GIVEN REQUEST: Repeat each record exactly as written, and drop any images.

#####

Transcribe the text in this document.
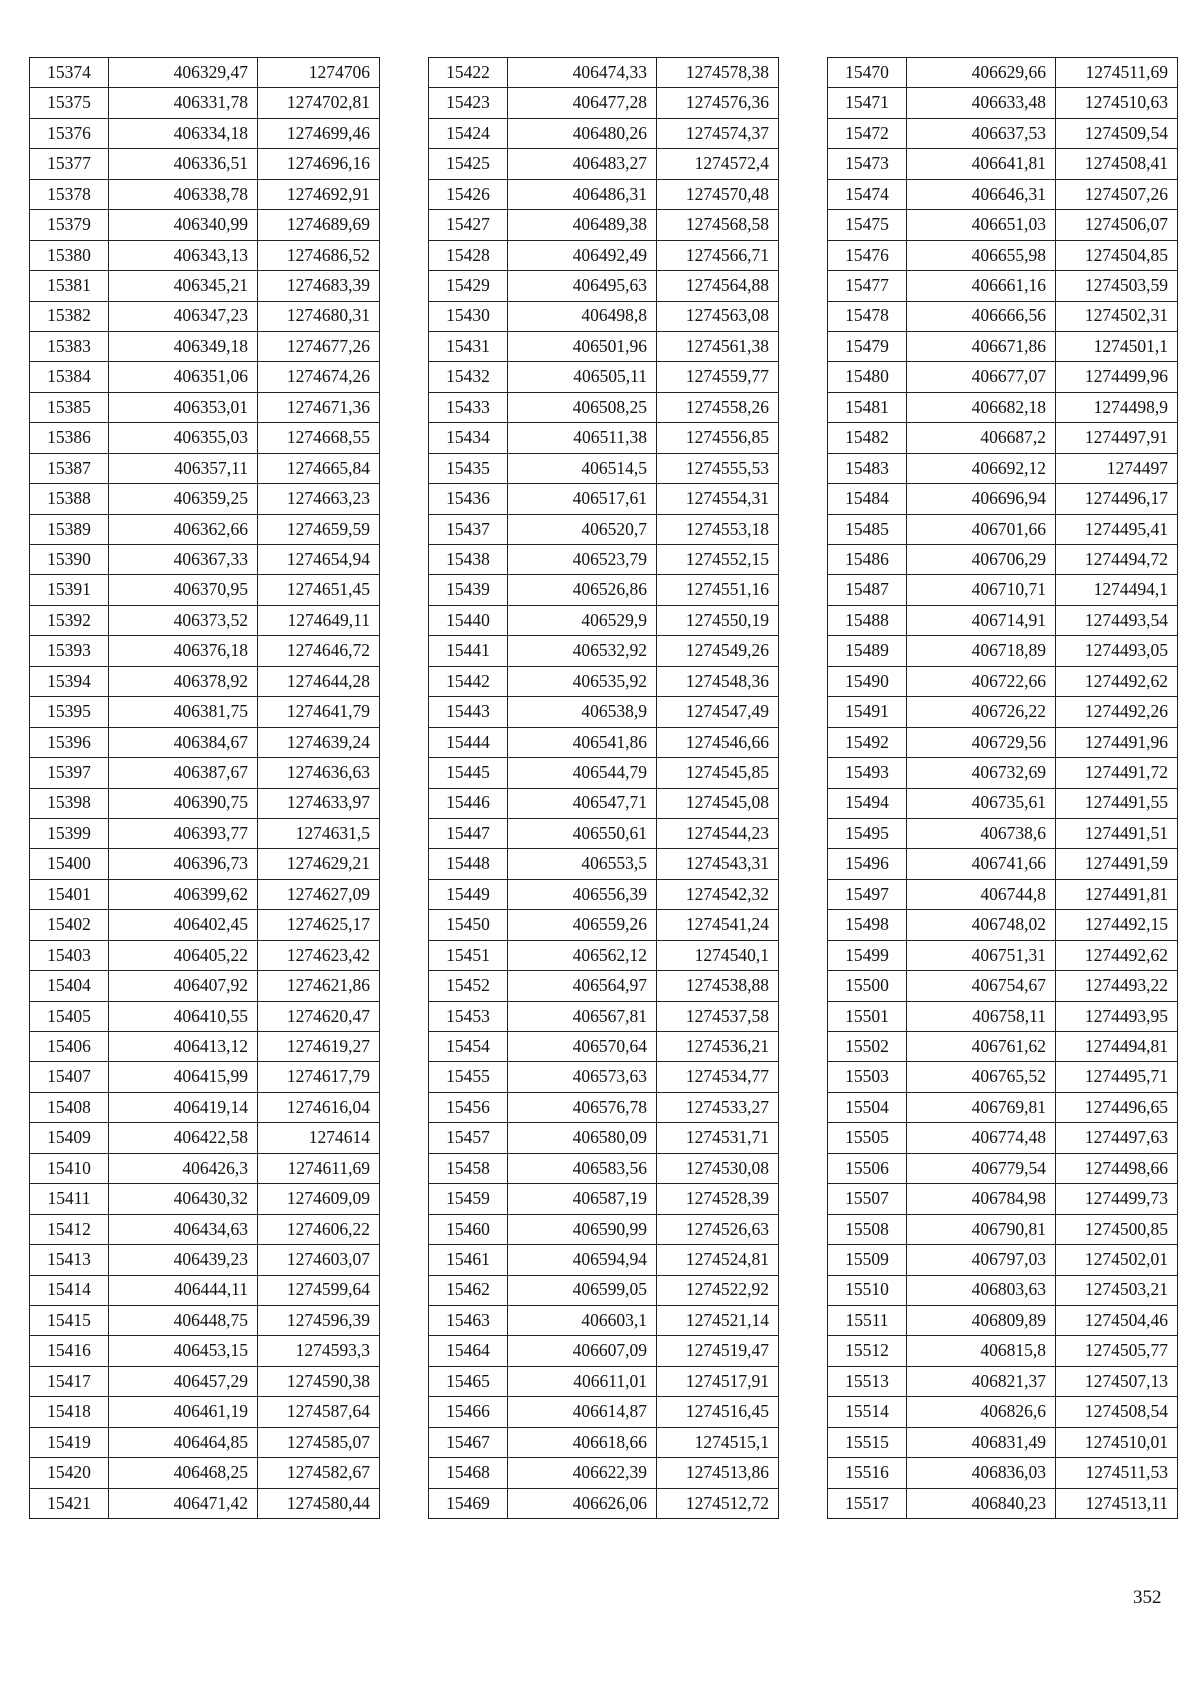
15374	406329,47	1274706
15375	406331,78	1274702,81
15376	406334,18	1274699,46
15377	406336,51	1274696,16
15378	406338,78	1274692,91
15379	406340,99	1274689,69
15380	406343,13	1274686,52
15381	406345,21	1274683,39
15382	406347,23	1274680,31
15383	406349,18	1274677,26
15384	406351,06	1274674,26
15385	406353,01	1274671,36
15386	406355,03	1274668,55
15387	406357,11	1274665,84
15388	406359,25	1274663,23
15389	406362,66	1274659,59
15390	406367,33	1274654,94
15391	406370,95	1274651,45
15392	406373,52	1274649,11
15393	406376,18	1274646,72
15394	406378,92	1274644,28
15395	406381,75	1274641,79
15396	406384,67	1274639,24
15397	406387,67	1274636,63
15398	406390,75	1274633,97
15399	406393,77	1274631,5
15400	406396,73	1274629,21
15401	406399,62	1274627,09
15402	406402,45	1274625,17
15403	406405,22	1274623,42
15404	406407,92	1274621,86
15405	406410,55	1274620,47
15406	406413,12	1274619,27
15407	406415,99	1274617,79
15408	406419,14	1274616,04
15409	406422,58	1274614
15410	406426,3	1274611,69
15411	406430,32	1274609,09
15412	406434,63	1274606,22
15413	406439,23	1274603,07
15414	406444,11	1274599,64
15415	406448,75	1274596,39
15416	406453,15	1274593,3
15417	406457,29	1274590,38
15418	406461,19	1274587,64
15419	406464,85	1274585,07
15420	406468,25	1274582,67
15421	406471,42	1274580,44
15422	406474,33	1274578,38
15423	406477,28	1274576,36
15424	406480,26	1274574,37
15425	406483,27	1274572,4
15426	406486,31	1274570,48
15427	406489,38	1274568,58
15428	406492,49	1274566,71
15429	406495,63	1274564,88
15430	406498,8	1274563,08
15431	406501,96	1274561,38
15432	406505,11	1274559,77
15433	406508,25	1274558,26
15434	406511,38	1274556,85
15435	406514,5	1274555,53
15436	406517,61	1274554,31
15437	406520,7	1274553,18
15438	406523,79	1274552,15
15439	406526,86	1274551,16
15440	406529,9	1274550,19
15441	406532,92	1274549,26
15442	406535,92	1274548,36
15443	406538,9	1274547,49
15444	406541,86	1274546,66
15445	406544,79	1274545,85
15446	406547,71	1274545,08
15447	406550,61	1274544,23
15448	406553,5	1274543,31
15449	406556,39	1274542,32
15450	406559,26	1274541,24
15451	406562,12	1274540,1
15452	406564,97	1274538,88
15453	406567,81	1274537,58
15454	406570,64	1274536,21
15455	406573,63	1274534,77
15456	406576,78	1274533,27
15457	406580,09	1274531,71
15458	406583,56	1274530,08
15459	406587,19	1274528,39
15460	406590,99	1274526,63
15461	406594,94	1274524,81
15462	406599,05	1274522,92
15463	406603,1	1274521,14
15464	406607,09	1274519,47
15465	406611,01	1274517,91
15466	406614,87	1274516,45
15467	406618,66	1274515,1
15468	406622,39	1274513,86
15469	406626,06	1274512,72
15470	406629,66	1274511,69
15471	406633,48	1274510,63
15472	406637,53	1274509,54
15473	406641,81	1274508,41
15474	406646,31	1274507,26
15475	406651,03	1274506,07
15476	406655,98	1274504,85
15477	406661,16	1274503,59
15478	406666,56	1274502,31
15479	406671,86	1274501,1
15480	406677,07	1274499,96
15481	406682,18	1274498,9
15482	406687,2	1274497,91
15483	406692,12	1274497
15484	406696,94	1274496,17
15485	406701,66	1274495,41
15486	406706,29	1274494,72
15487	406710,71	1274494,1
15488	406714,91	1274493,54
15489	406718,89	1274493,05
15490	406722,66	1274492,62
15491	406726,22	1274492,26
15492	406729,56	1274491,96
15493	406732,69	1274491,72
15494	406735,61	1274491,55
15495	406738,6	1274491,51
15496	406741,66	1274491,59
15497	406744,8	1274491,81
15498	406748,02	1274492,15
15499	406751,31	1274492,62
15500	406754,67	1274493,22
15501	406758,11	1274493,95
15502	406761,62	1274494,81
15503	406765,52	1274495,71
15504	406769,81	1274496,65
15505	406774,48	1274497,63
15506	406779,54	1274498,66
15507	406784,98	1274499,73
15508	406790,81	1274500,85
15509	406797,03	1274502,01
15510	406803,63	1274503,21
15511	406809,89	1274504,46
15512	406815,8	1274505,77
15513	406821,37	1274507,13
15514	406826,6	1274508,54
15515	406831,49	1274510,01
15516	406836,03	1274511,53
15517	406840,23	1274513,11
352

#####

ANSWER TO THIS EXERCISE:
Transcribe the text in this document.
15374	406329,47	1274706
15375	406331,78	1274702,81
15376	406334,18	1274699,46
15377	406336,51	1274696,16
15378	406338,78	1274692,91
15379	406340,99	1274689,69
15380	406343,13	1274686,52
15381	406345,21	1274683,39
15382	406347,23	1274680,31
15383	406349,18	1274677,26
15384	406351,06	1274674,26
15385	406353,01	1274671,36
15386	406355,03	1274668,55
15387	406357,11	1274665,84
15388	406359,25	1274663,23
15389	406362,66	1274659,59
15390	406367,33	1274654,94
15391	406370,95	1274651,45
15392	406373,52	1274649,11
15393	406376,18	1274646,72
15394	406378,92	1274644,28
15395	406381,75	1274641,79
15396	406384,67	1274639,24
15397	406387,67	1274636,63
15398	406390,75	1274633,97
15399	406393,77	1274631,5
15400	406396,73	1274629,21
15401	406399,62	1274627,09
15402	406402,45	1274625,17
15403	406405,22	1274623,42
15404	406407,92	1274621,86
15405	406410,55	1274620,47
15406	406413,12	1274619,27
15407	406415,99	1274617,79
15408	406419,14	1274616,04
15409	406422,58	1274614
15410	406426,3	1274611,69
15411	406430,32	1274609,09
15412	406434,63	1274606,22
15413	406439,23	1274603,07
15414	406444,11	1274599,64
15415	406448,75	1274596,39
15416	406453,15	1274593,3
15417	406457,29	1274590,38
15418	406461,19	1274587,64
15419	406464,85	1274585,07
15420	406468,25	1274582,67
15421	406471,42	1274580,44
15422	406474,33	1274578,38
15423	406477,28	1274576,36
15424	406480,26	1274574,37
15425	406483,27	1274572,4
15426	406486,31	1274570,48
15427	406489,38	1274568,58
15428	406492,49	1274566,71
15429	406495,63	1274564,88
15430	406498,8	1274563,08
15431	406501,96	1274561,38
15432	406505,11	1274559,77
15433	406508,25	1274558,26
15434	406511,38	1274556,85
15435	406514,5	1274555,53
15436	406517,61	1274554,31
15437	406520,7	1274553,18
15438	406523,79	1274552,15
15439	406526,86	1274551,16
15440	406529,9	1274550,19
15441	406532,92	1274549,26
15442	406535,92	1274548,36
15443	406538,9	1274547,49
15444	406541,86	1274546,66
15445	406544,79	1274545,85
15446	406547,71	1274545,08
15447	406550,61	1274544,23
15448	406553,5	1274543,31
15449	406556,39	1274542,32
15450	406559,26	1274541,24
15451	406562,12	1274540,1
15452	406564,97	1274538,88
15453	406567,81	1274537,58
15454	406570,64	1274536,21
15455	406573,63	1274534,77
15456	406576,78	1274533,27
15457	406580,09	1274531,71
15458	406583,56	1274530,08
15459	406587,19	1274528,39
15460	406590,99	1274526,63
15461	406594,94	1274524,81
15462	406599,05	1274522,92
15463	406603,1	1274521,14
15464	406607,09	1274519,47
15465	406611,01	1274517,91
15466	406614,87	1274516,45
15467	406618,66	1274515,1
15468	406622,39	1274513,86
15469	406626,06	1274512,72
15470	406629,66	1274511,69
15471	406633,48	1274510,63
15472	406637,53	1274509,54
15473	406641,81	1274508,41
15474	406646,31	1274507,26
15475	406651,03	1274506,07
15476	406655,98	1274504,85
15477	406661,16	1274503,59
15478	406666,56	1274502,31
15479	406671,86	1274501,1
15480	406677,07	1274499,96
15481	406682,18	1274498,9
15482	406687,2	1274497,91
15483	406692,12	1274497
15484	406696,94	1274496,17
15485	406701,66	1274495,41
15486	406706,29	1274494,72
15487	406710,71	1274494,1
15488	406714,91	1274493,54
15489	406718,89	1274493,05
15490	406722,66	1274492,62
15491	406726,22	1274492,26
15492	406729,56	1274491,96
15493	406732,69	1274491,72
15494	406735,61	1274491,55
15495	406738,6	1274491,51
15496	406741,66	1274491,59
15497	406744,8	1274491,81
15498	406748,02	1274492,15
15499	406751,31	1274492,62
15500	406754,67	1274493,22
15501	406758,11	1274493,95
15502	406761,62	1274494,81
15503	406765,52	1274495,71
15504	406769,81	1274496,65
15505	406774,48	1274497,63
15506	406779,54	1274498,66
15507	406784,98	1274499,73
15508	406790,81	1274500,85
15509	406797,03	1274502,01
15510	406803,63	1274503,21
15511	406809,89	1274504,46
15512	406815,8	1274505,77
15513	406821,37	1274507,13
15514	406826,6	1274508,54
15515	406831,49	1274510,01
15516	406836,03	1274511,53
15517	406840,23	1274513,11
352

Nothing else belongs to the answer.